- [EXERCISE 1] In the passage on tobacco, rewrite the stretch from "Wild tobacco is" through "dust or pesticides.", changing "pesticides" to "insecticides".
- [EXERCISE 2] Translate this sentence from the passage on tobacco into Spanish: "Nicotiana rustica is the most potent strain of tobacco known."
- [EXERCISE 3] Pick up the passage on tobacco strains after its last sentence and carry it further.

- [STUDY TEXT]
Segment Open

In 1865, George Webb of Brown County, Ohio planted red burley seeds he had purchased and found that a few of the seedlings had a whitish, sickly look. He transplanted them to the fields anyway, where they grew into mature plants, but retained their light color. The cured leaves had an exceedingly fine texture and were exhibited as a curiosity at the market in Cincinnati. The following year, he planted 10 acre from seeds from those plants, which brought a premium at auction. The air-cured leaf was found to be mild tasting and more absorbent than any other variety. White burley, as it was later called, became the main component in chewing tobacco, American-blend pipe tobacco, and American-style cigarettes. The white part of the name is seldom used today, since red burley, a dark air-cured variety of the mid-19th century, no longer exists.

== Strains ==

=== Wild tobacco ===

Wild tobacco is native to the southwestern United States, Mexico, and parts of South America. Its botanical name is Nicotiana rustica. In Australia, Nicotiana benthamiana and Nicotiana gossei are two of several indigenous tobaccos still used in some areas. Nicotiana rustica is the most potent strain of tobacco known. It is commonly used for tobacco dust or pesticides.

=== Y1 ===

Y1 is a strain of tobacco that was cross-bred by Brown & Williamson to obtain an unusually high nicotine content. It became controversial in the 1990s when the United States Food and Drug Administration (FDA) used it as evidence that tobacco companies were intentionally manipulating the nicotine content of cigarettes.

Y1 was developed by tobacco plant researcher James Chaplin, working under Dr. Jeffrey Wigand for Brown & Williamson (then a subsidiary of British American Tobacco) in the late 1970s. Chaplin, a director of the USDA Research Laboratory at Oxford, North Carolina, had described the need for a higher nicotine tobacco plant in the trade publication World Tobacco in 1977, and had bred a number of high-nicotine strains based on a hybrid of Nicotiana tabacum and Nicotiana rustica, but they were weak and would blow over in a strong wind. Only two grew to maturity; Y2, which "turned black in the drying barn and smelled like old socks," and Y1, which was a success.

B&W brought the plants to California company DNA Plant Technology for additional modification, including making the plants male-sterile, a procedure that prevents competitors from reproducing the strain from seeds. DNA Plant Technology then smuggled the seeds to a B&W subsidiary in Brazil.

Segment Closed

(Dataset entries)
Segment Open

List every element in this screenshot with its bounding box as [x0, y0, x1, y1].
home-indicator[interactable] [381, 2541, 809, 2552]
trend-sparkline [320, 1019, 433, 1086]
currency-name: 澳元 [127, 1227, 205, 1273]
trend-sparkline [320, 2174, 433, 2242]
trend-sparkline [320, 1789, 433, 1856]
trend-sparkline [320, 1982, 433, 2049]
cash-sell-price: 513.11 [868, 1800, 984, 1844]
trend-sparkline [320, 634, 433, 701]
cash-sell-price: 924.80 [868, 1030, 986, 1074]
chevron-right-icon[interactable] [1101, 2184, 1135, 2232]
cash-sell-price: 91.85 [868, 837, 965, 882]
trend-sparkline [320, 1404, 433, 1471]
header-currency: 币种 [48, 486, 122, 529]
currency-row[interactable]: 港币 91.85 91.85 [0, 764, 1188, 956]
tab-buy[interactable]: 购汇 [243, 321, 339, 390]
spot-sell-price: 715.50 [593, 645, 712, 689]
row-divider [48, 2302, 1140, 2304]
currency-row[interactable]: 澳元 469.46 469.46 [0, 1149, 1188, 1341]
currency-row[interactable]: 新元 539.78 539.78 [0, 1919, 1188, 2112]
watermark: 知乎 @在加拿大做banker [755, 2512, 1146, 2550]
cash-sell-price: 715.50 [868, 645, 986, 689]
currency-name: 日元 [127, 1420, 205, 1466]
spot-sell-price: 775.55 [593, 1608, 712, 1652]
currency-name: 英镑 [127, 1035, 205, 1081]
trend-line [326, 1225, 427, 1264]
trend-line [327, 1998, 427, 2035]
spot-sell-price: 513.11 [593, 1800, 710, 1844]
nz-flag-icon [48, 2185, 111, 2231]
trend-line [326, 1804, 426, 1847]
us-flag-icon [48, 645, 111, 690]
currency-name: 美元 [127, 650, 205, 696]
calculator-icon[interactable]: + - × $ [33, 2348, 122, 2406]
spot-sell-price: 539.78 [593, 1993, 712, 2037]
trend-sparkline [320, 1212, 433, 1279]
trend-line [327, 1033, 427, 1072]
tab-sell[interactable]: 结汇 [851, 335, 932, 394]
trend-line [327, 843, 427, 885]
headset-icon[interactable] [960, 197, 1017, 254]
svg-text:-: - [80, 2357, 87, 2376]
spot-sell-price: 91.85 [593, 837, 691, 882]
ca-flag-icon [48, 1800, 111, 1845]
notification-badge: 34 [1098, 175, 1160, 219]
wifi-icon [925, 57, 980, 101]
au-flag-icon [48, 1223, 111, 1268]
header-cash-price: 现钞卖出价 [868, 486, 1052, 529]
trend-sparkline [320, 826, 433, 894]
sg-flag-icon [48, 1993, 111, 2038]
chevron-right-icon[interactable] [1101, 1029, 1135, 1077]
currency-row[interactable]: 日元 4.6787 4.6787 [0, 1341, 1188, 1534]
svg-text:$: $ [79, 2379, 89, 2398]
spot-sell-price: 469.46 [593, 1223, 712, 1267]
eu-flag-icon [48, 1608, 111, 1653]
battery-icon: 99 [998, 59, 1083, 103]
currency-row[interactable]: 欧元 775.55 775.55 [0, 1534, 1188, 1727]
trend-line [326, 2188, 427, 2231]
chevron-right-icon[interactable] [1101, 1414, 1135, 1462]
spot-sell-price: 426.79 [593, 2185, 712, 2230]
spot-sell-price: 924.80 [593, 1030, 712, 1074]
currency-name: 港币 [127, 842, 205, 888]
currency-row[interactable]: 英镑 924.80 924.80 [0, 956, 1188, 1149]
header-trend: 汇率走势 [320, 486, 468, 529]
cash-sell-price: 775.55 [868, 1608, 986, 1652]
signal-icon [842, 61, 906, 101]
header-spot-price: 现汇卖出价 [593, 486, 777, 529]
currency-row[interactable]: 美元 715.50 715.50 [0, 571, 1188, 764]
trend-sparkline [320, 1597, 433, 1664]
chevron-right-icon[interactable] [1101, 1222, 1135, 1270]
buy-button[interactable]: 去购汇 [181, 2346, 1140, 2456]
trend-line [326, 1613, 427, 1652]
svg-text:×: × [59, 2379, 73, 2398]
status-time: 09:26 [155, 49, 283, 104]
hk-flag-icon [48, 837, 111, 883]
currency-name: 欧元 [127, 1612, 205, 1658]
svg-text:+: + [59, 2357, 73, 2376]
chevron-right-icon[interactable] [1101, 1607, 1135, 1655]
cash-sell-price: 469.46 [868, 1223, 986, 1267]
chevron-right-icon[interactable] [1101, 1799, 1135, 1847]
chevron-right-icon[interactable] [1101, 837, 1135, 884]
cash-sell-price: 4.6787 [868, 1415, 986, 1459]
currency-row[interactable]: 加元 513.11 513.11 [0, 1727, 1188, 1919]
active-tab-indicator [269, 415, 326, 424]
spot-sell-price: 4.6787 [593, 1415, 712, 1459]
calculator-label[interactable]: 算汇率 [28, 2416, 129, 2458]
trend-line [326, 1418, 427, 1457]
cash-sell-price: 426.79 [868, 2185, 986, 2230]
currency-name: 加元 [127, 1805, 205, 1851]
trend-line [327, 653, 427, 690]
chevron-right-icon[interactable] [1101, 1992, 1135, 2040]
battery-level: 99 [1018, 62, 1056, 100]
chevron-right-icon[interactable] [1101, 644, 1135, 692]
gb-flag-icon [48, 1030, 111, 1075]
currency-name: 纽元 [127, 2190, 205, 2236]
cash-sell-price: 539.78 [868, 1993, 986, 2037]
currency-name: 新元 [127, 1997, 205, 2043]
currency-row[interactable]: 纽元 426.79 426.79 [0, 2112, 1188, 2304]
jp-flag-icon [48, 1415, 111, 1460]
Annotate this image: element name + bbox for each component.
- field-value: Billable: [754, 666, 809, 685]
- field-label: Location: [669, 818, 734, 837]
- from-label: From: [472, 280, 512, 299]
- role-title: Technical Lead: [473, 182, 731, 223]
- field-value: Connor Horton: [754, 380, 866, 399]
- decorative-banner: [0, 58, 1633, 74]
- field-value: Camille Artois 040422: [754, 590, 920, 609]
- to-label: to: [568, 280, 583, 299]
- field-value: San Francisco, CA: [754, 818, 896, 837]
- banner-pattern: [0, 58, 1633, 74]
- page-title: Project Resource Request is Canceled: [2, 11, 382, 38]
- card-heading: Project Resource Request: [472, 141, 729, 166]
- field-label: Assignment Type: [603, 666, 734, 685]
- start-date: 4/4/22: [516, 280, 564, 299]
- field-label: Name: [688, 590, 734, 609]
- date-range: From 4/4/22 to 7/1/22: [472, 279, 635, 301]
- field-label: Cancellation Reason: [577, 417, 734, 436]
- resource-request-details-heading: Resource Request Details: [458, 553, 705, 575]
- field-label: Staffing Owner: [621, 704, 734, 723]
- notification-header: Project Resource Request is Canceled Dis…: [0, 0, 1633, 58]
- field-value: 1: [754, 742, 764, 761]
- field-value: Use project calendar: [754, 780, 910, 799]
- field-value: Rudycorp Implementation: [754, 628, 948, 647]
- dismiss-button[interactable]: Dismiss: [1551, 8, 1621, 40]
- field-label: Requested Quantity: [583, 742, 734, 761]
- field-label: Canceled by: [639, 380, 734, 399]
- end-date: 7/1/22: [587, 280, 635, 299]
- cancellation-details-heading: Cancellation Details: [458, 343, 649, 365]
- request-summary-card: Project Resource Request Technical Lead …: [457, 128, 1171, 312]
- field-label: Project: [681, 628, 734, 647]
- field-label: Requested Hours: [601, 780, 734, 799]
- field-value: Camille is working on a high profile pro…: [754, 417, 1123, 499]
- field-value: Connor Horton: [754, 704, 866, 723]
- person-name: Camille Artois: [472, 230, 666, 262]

Segment Closed

- [ANSWER SPACE 1]
Wild tobacco is native to the southwestern United States, Mexico, and parts of South America. Its botanical name is Nicotiana rustica. In Australia, Nicotiana benthamiana and Nicotiana gossei are two of several indigenous tobaccos still used in some areas. Nicotiana rustica is the most potent strain of tobacco known. It is commonly used for tobacco dust or insecticides.

- [ANSWER SPACE 2] Nicotiana rustica es la variedad de tabaco más potente que se conoce.

- [ANSWER SPACE 3]
Y1 has a higher nicotine content than conventional flue-cured tobacco (6.5% versus 3.2—3.5%), but a comparable amount of tar, and does not affect taste or aroma. British American Tobacco (BAT) began to discuss the trialling of Y1 tobacco in 1991, despite it not being approved for use in the United States. B&W promised in 1994 to stop using Y1, but at that time they had 7 e6lb of inventory, and continued to blend Y1 into their products until 1999.

== Curing methods ==
Curing is the process of drying the sap and is done under conditions in which the chemical and physiological changes can occur to achieve the desired color in tobacco. Various methods include flue-cure, fire-cure, and air-cure.

=== Cavendish ===

Cavendish is a process of curing and a method of cutting tobacco and is not a type of tobacco. The processing and the cut are used to bring out the natural sweet taste in the tobacco. Cavendish can be produced out of any tobacco type but is usually one of or a blend of; Kentucky, Virginia, and Burley and is most commonly used for pipe tobacco and cigars.

The process begins by pressing the tobacco leaves into a cake about an inch thick. The heat from fire or steam is applied, and the tobacco is allowed to ferment. This is said to result in sweet and mild tobacco. Finally, the cake is sliced. These slices must be broken apart, as by rubbing in a circular motion between one's palms before the tobacco can be evenly packed into a pipe. Flavoring is often added before the leaves are pressed. English Cavendish uses a dark flue or fire cured Virginia (DEC), which is steamed and then stored under pressure to permit it to cure and ferment for several days or weeks.

==== Maduro ====
Maduro is a process for bringing out the sweetness of a tobacco leaf. Maduro is a Spanish word meaning "ripe." Maduro wrappers come from fermenting tobacco in piles at higher temperatures and with more humidity than other tobacco types.